##### Text passage

A boom cylinder 3a is provided between the boom 3 and the upper revolving unit 2, and the boom 3 is driven to swing in response to an expansion/contraction movement of the boom cylinder 3a. Similarly, an arm cylinder 4a is provided between the boom 3 and the multistage expansion arm 4, and the multistage expansion arm 4 is driven to swing in response to an expansion/contraction movement of the arm cylinder 4a. It is to be noted that a cylinder 11 [refer to FIG. 9] is provided for the multistage expansion arm 4 and can expand and contract the multistage expansion arm 4.
The clamshell bucket 5 is configured for opening and closing movement by causing a hydraulic cylinder 5a [refer to FIG. 9] provided in the inside thereof to operate.
FIG. 9 is a schematic view showing a general configuration of a hydraulic circuit for the hydraulic excavator described above. It is to be noted that a pilot circuit is not shown in FIG. 9. Referring to FIG. 9, reference numeral 6 denotes a prime mover, reference characters 7a, 7b denote each a hydraulic pump (pressure source) driven by the prime mover 6, and reference numeral 8 denotes a control valve unit for controlling pressure oil (operating oil) from the hydraulic pumps 7a, 7b to distribute the flow rates of the pressure oil to various actuators which are hereinafter described. Reference numeral 9 denotes a revolving motor for driving the revolving motor 9, and reference characters 10a, 10b denote each a traveling motor for driving a traveling apparatus not shown provided on the lower traveling unit 1.
Reference character boom cylinder 3a denotes a boom cylinder, 4a an arm cylinder, 5a a bucket cylinder for opening and closing the clamshell bucket, 11 a telescopic cylinder for expanding and contracting the multistage expansion arm 4, 12 a slow return valve provided in a rod side chamber 11b of the telescopic cylinder 11, and 17 a tank.
When operating oil is supplied into a hydraulic chamber at an upper portion in the figure of the bucket cylinder 5a to move the bucket cylinder 5a downwardly in the figure, the clamshell bucket 5 is opened. A restrictor (orifice) is formed in the inside of the slow return valve 12 and prevents sudden expansion of the multistage expansion arm 4 by its own weight.

##########
##### Excerpted data

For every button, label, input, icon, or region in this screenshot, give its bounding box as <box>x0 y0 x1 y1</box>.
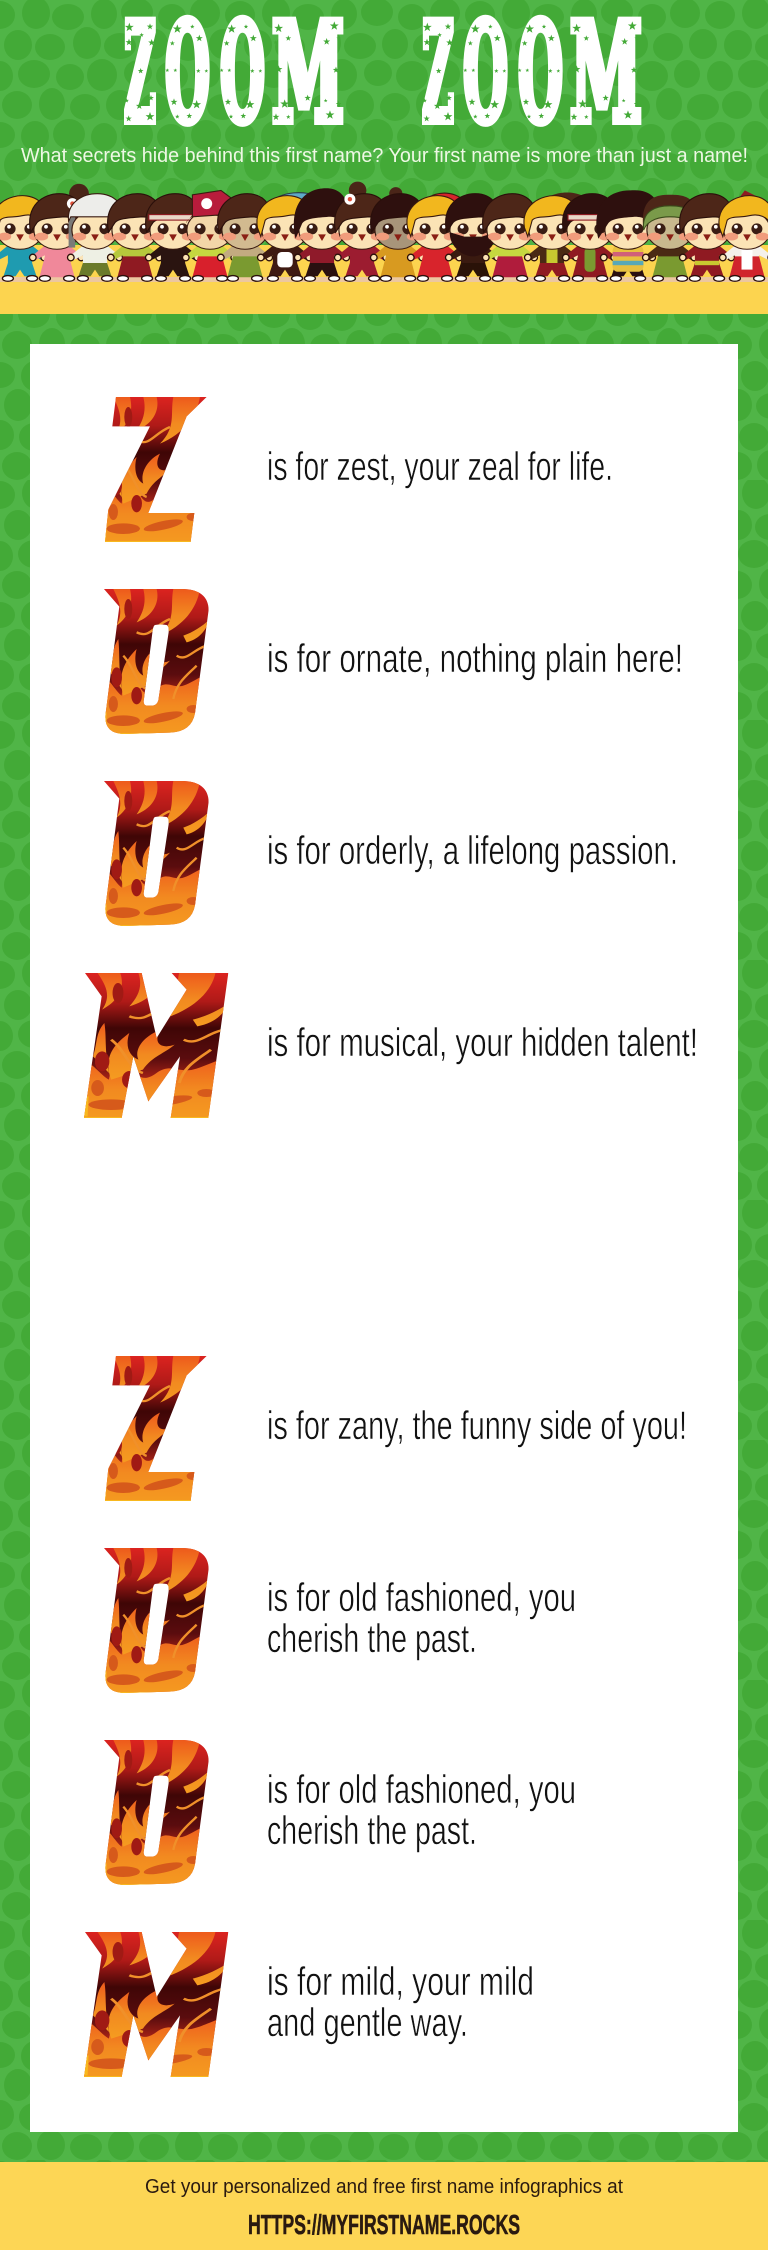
yellow ground band <box>0 245 768 314</box>
child 5 <box>146 194 200 281</box>
panel: white content card <box>30 344 738 2132</box>
letter O <box>100 1738 213 1890</box>
child 6 <box>182 190 239 281</box>
child 2 <box>30 184 89 281</box>
child 10 <box>334 182 390 281</box>
child 9 <box>294 188 350 281</box>
first name rows <box>79 395 698 1123</box>
child 16 <box>562 194 618 281</box>
child 4 <box>108 194 162 281</box>
footer url: HTTPS://MYFIRSTNAME.ROCKS <box>248 2209 520 2240</box>
text: old fashioned: cherish the past. <box>267 1809 477 1853</box>
text: old fashioned <box>267 1576 576 1661</box>
footer text: Get your personalized and free first name infographics at <box>145 2176 623 2198</box>
letter O <box>100 587 213 739</box>
letter M <box>79 1930 234 2082</box>
text: mild <box>267 1960 534 2045</box>
child 15 <box>524 193 589 281</box>
text: old fashioned <box>267 1768 576 1853</box>
child 12 <box>407 193 466 281</box>
child 17 <box>596 190 659 281</box>
title stars <box>124 21 639 121</box>
letter Z <box>100 395 213 547</box>
letter O <box>100 1546 213 1698</box>
child 8 <box>257 193 318 281</box>
text: mild: and gentle way. <box>267 2001 468 2045</box>
text: zest: is for zest, your zeal for life. <box>267 445 613 489</box>
footer band <box>0 2162 768 2250</box>
text: old fashioned: is for old fashioned, you <box>267 1768 576 1812</box>
letter M <box>79 971 234 1123</box>
child 11 <box>370 187 426 281</box>
child 1 <box>0 196 48 281</box>
child 3 <box>68 194 124 281</box>
second name rows <box>79 1354 687 2082</box>
child 14 <box>482 194 538 281</box>
text: old fashioned: cherish the past. <box>267 1617 477 1661</box>
title: second ZOOM <box>422 0 642 152</box>
illustrated row of children holding hands <box>0 182 768 281</box>
text: old fashioned: is for old fashioned, you <box>267 1576 576 1620</box>
child 19 <box>680 194 734 281</box>
title <box>124 0 642 152</box>
title: first ZOOM <box>124 0 344 152</box>
letter O <box>100 779 213 931</box>
text: mild: is for mild, your mild <box>267 1960 534 2004</box>
child 20 <box>719 190 768 281</box>
subtitle: What secrets hide behind this first name? Your first name is more than just a name! <box>21 145 748 167</box>
letter Z <box>100 1354 213 1506</box>
child 18 <box>642 195 698 281</box>
child 13 <box>446 194 500 281</box>
child 7 <box>218 194 272 281</box>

##########

◆ Goals:
**a.** Please answer these questions on the excavator passage:
(i) What causes the boom 3 to swing?
(ii) Which reference numeral denotes the prime mover?
(iii) What does the restrictor inside the slow return valve 12 prevent?
**b.** Duplicate everything in the excavator passage from "The clamshell bucket 5 is configured" down to "thereof to operate.".
The lines have no connection to the excavator passage.

◆ Results by task:
**a.**
(i) The expansion/contraction movement of the boom cylinder 3a.
(ii) 6.
(iii) Sudden expansion of the multistage expansion arm 4 by its own weight.

**b.**
The clamshell bucket 5 is configured for opening and closing movement by causing a hydraulic cylinder 5a [refer to FIG. 9] provided in the inside thereof to operate.